Data items
▽

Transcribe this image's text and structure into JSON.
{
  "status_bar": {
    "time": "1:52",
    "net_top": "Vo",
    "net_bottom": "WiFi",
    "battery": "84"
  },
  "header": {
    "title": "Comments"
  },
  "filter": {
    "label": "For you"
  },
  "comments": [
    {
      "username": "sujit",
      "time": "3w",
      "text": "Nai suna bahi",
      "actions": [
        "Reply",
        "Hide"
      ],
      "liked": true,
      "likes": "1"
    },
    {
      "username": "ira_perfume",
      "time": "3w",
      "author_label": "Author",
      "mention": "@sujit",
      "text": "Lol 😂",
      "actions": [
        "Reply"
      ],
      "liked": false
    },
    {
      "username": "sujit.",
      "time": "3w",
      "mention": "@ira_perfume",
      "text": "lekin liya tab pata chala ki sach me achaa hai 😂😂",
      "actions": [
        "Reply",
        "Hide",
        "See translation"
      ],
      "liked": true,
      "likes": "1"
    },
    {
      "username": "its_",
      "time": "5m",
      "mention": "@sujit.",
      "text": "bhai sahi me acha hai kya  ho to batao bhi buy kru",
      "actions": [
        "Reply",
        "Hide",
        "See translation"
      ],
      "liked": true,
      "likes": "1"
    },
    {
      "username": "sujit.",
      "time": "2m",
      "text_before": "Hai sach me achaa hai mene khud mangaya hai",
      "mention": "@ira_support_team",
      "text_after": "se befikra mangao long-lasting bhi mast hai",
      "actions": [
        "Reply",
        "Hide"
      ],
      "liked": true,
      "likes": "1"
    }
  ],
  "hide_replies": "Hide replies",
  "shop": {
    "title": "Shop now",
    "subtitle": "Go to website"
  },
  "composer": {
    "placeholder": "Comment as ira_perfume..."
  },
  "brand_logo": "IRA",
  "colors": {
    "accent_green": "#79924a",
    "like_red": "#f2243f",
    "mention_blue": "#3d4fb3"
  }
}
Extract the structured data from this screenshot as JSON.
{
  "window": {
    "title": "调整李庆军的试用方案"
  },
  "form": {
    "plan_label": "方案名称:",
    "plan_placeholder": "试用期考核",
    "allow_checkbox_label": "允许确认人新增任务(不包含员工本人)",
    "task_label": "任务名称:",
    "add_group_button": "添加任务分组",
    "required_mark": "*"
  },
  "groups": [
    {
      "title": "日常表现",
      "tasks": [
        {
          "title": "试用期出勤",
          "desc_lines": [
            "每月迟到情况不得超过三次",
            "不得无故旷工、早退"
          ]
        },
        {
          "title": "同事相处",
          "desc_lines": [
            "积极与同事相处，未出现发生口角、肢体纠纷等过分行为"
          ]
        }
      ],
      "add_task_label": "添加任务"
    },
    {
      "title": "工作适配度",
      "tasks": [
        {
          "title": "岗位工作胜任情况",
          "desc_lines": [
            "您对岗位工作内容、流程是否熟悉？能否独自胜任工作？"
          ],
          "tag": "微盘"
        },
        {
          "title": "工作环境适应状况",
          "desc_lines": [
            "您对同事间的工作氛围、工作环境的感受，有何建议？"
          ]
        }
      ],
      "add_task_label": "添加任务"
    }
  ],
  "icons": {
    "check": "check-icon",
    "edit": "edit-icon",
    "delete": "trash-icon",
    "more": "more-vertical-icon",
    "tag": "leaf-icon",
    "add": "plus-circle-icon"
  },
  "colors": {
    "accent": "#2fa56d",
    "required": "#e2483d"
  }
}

△

* _Requirement_
Find the line with "Extract the structured" in the listing above, then write out that line and each remaining line exactly, with no other text.

* _Solution to this exercise_
Extract the structured data from this screenshot as JSON.
{
  "window": {
    "title": "调整李庆军的试用方案"
  },
  "form": {
    "plan_label": "方案名称:",
    "plan_placeholder": "试用期考核",
    "allow_checkbox_label": "允许确认人新增任务(不包含员工本人)",
    "task_label": "任务名称:",
    "add_group_button": "添加任务分组",
    "required_mark": "*"
  },
  "groups": [
    {
      "title": "日常表现",
      "tasks": [
        {
          "title": "试用期出勤",
          "desc_lines": [
            "每月迟到情况不得超过三次",
            "不得无故旷工、早退"
          ]
        },
        {
          "title": "同事相处",
          "desc_lines": [
            "积极与同事相处，未出现发生口角、肢体纠纷等过分行为"
          ]
        }
      ],
      "add_task_label": "添加任务"
    },
    {
      "title": "工作适配度",
      "tasks": [
        {
          "title": "岗位工作胜任情况",
          "desc_lines": [
            "您对岗位工作内容、流程是否熟悉？能否独自胜任工作？"
          ],
          "tag": "微盘"
        },
        {
          "title": "工作环境适应状况",
          "desc_lines": [
            "您对同事间的工作氛围、工作环境的感受，有何建议？"
          ]
        }
      ],
      "add_task_label": "添加任务"
    }
  ],
  "icons": {
    "check": "check-icon",
    "edit": "edit-icon",
    "delete": "trash-icon",
    "more": "more-vertical-icon",
    "tag": "leaf-icon",
    "add": "plus-circle-icon"
  },
  "colors": {
    "accent": "#2fa56d",
    "required": "#e2483d"
  }
}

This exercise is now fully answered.